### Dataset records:

━━━━━━━━━━

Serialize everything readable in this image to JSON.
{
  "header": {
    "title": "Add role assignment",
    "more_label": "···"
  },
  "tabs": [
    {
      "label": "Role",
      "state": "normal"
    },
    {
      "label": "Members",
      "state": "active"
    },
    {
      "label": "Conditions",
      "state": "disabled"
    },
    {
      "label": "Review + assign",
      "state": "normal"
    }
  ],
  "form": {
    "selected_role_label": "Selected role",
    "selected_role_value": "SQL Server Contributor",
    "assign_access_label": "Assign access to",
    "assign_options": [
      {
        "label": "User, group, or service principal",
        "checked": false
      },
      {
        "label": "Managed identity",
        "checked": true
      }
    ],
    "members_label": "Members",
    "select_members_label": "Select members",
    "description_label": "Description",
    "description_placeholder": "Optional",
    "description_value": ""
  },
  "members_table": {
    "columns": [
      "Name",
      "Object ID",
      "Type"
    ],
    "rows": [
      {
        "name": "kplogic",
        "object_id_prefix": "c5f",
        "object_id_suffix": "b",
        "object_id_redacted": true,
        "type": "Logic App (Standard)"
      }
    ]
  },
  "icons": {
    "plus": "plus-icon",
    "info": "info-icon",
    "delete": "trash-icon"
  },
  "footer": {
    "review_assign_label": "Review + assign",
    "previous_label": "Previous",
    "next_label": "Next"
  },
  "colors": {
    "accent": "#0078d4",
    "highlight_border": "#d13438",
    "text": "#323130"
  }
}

━━━━━━━━━━

### Goal:
Word for word, quote all of the data above.

### Task answer:
Serialize everything readable in this image to JSON.
{
  "header": {
    "title": "Add role assignment",
    "more_label": "···"
  },
  "tabs": [
    {
      "label": "Role",
      "state": "normal"
    },
    {
      "label": "Members",
      "state": "active"
    },
    {
      "label": "Conditions",
      "state": "disabled"
    },
    {
      "label": "Review + assign",
      "state": "normal"
    }
  ],
  "form": {
    "selected_role_label": "Selected role",
    "selected_role_value": "SQL Server Contributor",
    "assign_access_label": "Assign access to",
    "assign_options": [
      {
        "label": "User, group, or service principal",
        "checked": false
      },
      {
        "label": "Managed identity",
        "checked": true
      }
    ],
    "members_label": "Members",
    "select_members_label": "Select members",
    "description_label": "Description",
    "description_placeholder": "Optional",
    "description_value": ""
  },
  "members_table": {
    "columns": [
      "Name",
      "Object ID",
      "Type"
    ],
    "rows": [
      {
        "name": "kplogic",
        "object_id_prefix": "c5f",
        "object_id_suffix": "b",
        "object_id_redacted": true,
        "type": "Logic App (Standard)"
      }
    ]
  },
  "icons": {
    "plus": "plus-icon",
    "info": "info-icon",
    "delete": "trash-icon"
  },
  "footer": {
    "review_assign_label": "Review + assign",
    "previous_label": "Previous",
    "next_label": "Next"
  },
  "colors": {
    "accent": "#0078d4",
    "highlight_border": "#d13438",
    "text": "#323130"
  }
}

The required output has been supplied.